Records follow. Copy every line with "seconds".

**SUPPLIED DATA**
● ● ●
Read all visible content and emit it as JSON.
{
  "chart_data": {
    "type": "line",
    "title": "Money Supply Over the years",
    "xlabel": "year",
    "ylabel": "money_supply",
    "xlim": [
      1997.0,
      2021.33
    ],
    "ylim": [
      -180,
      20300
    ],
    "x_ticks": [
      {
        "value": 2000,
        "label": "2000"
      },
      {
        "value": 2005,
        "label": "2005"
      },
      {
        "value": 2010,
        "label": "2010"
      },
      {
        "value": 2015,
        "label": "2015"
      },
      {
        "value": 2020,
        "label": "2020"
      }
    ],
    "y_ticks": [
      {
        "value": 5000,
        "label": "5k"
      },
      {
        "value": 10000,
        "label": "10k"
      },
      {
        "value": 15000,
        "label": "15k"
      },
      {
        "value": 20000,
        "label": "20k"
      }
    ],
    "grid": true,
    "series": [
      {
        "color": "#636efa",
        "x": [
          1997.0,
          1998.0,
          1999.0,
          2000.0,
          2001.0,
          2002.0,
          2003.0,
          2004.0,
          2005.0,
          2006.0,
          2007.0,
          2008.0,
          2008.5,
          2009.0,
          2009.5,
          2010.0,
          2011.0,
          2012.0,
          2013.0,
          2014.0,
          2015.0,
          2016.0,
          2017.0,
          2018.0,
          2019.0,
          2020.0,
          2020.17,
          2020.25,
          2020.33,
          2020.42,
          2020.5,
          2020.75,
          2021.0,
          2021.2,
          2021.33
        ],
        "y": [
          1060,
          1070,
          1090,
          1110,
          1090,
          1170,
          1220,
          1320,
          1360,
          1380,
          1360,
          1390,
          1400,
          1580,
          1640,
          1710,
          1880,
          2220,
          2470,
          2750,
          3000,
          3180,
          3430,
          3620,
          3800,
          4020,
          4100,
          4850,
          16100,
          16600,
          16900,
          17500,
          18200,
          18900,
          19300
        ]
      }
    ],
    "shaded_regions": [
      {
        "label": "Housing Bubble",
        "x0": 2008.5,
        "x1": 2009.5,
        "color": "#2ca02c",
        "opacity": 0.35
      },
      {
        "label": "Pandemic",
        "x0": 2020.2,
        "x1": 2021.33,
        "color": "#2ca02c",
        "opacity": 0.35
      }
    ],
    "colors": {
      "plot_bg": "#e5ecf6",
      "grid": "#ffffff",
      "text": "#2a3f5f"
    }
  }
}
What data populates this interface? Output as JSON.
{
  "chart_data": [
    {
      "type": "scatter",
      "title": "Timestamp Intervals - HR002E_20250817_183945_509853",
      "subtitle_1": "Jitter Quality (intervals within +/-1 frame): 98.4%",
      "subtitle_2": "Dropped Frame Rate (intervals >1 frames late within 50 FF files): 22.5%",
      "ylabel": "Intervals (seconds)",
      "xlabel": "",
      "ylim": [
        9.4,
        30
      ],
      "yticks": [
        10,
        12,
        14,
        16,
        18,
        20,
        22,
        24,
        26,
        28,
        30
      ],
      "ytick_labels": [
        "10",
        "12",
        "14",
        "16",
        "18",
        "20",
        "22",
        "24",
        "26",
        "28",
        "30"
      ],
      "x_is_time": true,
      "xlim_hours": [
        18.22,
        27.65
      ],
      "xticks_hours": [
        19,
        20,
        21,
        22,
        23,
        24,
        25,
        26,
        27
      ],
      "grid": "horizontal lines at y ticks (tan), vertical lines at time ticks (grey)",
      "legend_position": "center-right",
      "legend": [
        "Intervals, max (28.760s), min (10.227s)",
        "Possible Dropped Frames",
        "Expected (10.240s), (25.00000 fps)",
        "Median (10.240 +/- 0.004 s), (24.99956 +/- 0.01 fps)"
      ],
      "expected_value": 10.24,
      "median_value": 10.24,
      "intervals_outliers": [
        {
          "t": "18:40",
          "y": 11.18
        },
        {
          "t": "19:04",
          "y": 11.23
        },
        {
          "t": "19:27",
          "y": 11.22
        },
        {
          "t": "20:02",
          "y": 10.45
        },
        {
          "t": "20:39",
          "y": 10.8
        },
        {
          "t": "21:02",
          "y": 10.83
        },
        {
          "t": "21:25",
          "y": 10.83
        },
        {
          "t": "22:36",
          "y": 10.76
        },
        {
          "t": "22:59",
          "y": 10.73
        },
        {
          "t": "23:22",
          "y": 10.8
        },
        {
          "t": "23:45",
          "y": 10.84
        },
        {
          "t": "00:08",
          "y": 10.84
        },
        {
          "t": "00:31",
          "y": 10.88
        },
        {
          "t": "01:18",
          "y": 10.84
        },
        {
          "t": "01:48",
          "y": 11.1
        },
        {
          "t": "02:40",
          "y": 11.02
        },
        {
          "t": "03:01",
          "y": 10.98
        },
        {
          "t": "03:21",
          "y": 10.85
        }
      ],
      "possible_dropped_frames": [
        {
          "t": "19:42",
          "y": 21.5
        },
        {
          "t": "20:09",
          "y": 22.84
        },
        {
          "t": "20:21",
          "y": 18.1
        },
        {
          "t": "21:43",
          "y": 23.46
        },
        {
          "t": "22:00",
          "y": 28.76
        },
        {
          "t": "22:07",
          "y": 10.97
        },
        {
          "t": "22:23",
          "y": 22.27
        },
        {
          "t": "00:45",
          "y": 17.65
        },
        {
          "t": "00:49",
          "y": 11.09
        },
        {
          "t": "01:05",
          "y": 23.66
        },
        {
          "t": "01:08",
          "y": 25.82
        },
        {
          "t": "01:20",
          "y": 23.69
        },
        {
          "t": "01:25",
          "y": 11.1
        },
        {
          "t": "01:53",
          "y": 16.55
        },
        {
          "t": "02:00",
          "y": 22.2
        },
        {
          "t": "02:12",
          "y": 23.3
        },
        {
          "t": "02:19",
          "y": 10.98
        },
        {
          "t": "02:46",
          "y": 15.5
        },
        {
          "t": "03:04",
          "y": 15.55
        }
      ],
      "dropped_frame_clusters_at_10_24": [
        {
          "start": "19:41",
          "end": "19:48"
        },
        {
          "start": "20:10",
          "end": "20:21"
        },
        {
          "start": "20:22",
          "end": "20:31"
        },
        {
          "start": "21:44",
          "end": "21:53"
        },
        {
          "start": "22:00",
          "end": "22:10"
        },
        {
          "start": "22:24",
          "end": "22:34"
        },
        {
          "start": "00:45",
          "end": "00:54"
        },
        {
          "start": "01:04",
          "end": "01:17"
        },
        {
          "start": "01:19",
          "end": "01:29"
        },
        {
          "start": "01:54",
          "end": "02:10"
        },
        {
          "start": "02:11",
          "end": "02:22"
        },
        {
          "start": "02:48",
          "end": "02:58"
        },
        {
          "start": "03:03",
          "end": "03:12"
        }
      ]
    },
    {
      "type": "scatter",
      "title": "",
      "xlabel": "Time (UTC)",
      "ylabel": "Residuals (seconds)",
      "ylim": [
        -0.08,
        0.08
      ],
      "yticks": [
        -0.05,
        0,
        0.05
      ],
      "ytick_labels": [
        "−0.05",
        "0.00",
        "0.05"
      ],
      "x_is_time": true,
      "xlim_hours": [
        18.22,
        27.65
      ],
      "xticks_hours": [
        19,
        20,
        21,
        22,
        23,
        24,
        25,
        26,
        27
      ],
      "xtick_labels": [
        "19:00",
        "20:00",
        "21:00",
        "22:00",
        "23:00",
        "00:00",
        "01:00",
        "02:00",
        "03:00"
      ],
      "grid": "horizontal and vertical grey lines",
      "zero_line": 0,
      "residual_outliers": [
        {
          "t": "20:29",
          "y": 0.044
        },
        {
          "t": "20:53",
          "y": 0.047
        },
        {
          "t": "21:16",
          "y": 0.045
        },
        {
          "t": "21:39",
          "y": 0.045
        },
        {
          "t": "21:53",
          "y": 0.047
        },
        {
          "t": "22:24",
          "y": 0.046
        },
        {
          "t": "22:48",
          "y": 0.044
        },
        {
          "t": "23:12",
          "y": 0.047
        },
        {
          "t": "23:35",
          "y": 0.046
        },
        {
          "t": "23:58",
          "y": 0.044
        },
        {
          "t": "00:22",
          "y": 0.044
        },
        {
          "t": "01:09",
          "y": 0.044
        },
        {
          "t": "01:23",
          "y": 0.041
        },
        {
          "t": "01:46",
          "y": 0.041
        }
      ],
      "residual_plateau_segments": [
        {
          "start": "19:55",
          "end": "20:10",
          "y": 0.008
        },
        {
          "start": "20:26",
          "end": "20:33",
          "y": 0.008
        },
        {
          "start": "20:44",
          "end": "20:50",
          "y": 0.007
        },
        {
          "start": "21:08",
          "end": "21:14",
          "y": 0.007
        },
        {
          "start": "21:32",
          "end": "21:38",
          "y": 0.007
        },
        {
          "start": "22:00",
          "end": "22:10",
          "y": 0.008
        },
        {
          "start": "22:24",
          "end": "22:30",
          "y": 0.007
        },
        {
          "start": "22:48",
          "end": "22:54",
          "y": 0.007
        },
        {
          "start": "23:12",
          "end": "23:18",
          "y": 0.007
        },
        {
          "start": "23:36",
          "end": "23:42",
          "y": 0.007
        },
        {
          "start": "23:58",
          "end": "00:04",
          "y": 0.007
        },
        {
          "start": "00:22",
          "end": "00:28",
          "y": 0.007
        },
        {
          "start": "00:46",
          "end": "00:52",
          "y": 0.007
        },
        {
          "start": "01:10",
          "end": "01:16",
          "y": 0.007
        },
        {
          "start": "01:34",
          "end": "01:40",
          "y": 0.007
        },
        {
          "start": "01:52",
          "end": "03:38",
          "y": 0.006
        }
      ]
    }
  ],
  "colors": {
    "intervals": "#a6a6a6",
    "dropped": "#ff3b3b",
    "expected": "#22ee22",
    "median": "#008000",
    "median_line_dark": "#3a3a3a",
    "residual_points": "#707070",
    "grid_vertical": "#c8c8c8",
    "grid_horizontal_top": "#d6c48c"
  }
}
● ● ●
**RESPONSE TO THE TASK**
      "ylabel": "Intervals (seconds)",
      "ylabel": "Residuals (seconds)",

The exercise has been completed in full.